Collect each line of the records containing the string "аппарата".

Lines of data

^^^^

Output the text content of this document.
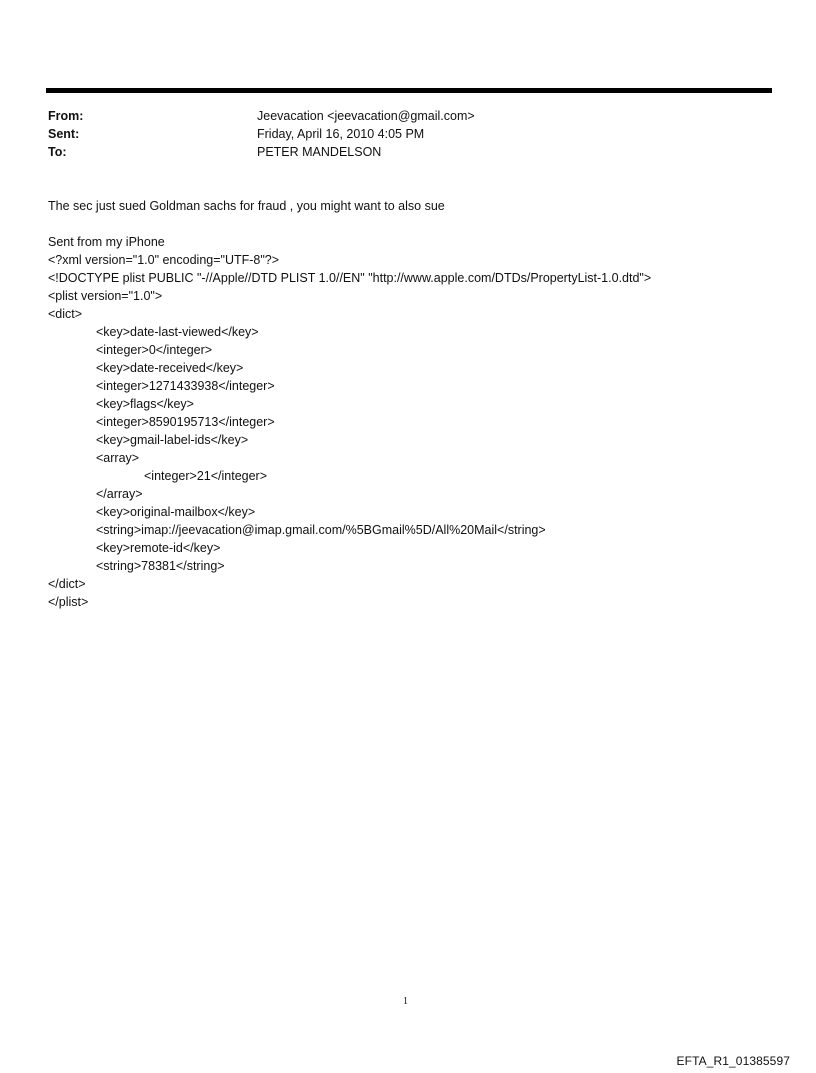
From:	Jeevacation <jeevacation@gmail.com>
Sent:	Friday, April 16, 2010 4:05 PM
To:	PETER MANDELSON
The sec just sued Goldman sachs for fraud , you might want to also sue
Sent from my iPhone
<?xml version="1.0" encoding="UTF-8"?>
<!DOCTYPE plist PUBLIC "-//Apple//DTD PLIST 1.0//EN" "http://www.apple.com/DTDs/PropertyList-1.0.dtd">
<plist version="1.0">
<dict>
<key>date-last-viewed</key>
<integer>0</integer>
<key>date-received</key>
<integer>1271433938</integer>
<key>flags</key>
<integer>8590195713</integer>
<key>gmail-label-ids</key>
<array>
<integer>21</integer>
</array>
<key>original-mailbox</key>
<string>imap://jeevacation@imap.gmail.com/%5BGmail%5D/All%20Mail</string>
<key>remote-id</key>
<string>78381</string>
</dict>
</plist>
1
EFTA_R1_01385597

^^^^

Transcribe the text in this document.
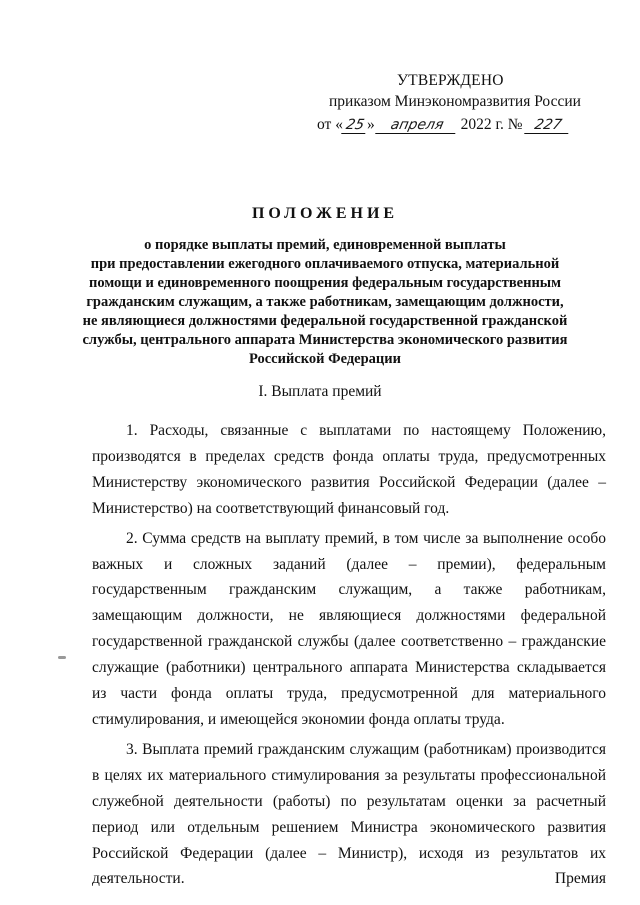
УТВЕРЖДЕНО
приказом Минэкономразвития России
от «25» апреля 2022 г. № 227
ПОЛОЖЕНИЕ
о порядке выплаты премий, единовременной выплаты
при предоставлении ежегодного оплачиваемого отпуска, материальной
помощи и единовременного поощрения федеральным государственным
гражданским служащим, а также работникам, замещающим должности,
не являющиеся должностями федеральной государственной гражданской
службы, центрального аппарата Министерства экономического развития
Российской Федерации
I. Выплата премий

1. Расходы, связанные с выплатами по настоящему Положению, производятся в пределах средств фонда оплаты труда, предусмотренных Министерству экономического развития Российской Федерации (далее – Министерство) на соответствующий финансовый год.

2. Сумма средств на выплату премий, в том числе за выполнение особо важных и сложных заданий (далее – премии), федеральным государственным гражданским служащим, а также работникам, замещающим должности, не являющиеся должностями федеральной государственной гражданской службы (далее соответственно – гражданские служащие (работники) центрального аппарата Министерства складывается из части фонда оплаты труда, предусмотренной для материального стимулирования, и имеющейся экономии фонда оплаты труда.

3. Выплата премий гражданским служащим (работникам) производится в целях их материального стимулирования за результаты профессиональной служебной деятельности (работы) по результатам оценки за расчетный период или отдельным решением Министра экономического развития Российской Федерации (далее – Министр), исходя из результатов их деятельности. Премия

^^^^

#### Complete response:
службы, центрального аппарата Министерства экономического развития
2. Сумма средств на выплату премий, в том числе за выполнение особо важных и сложных заданий (далее – премии), федеральным государственным гражданским служащим, а также работникам, замещающим должности, не являющиеся должностями федеральной государственной гражданской службы (далее соответственно – гражданские служащие (работники) центрального аппарата Министерства складывается из части фонда оплаты труда, предусмотренной для материального стимулирования, и имеющейся экономии фонда оплаты труда.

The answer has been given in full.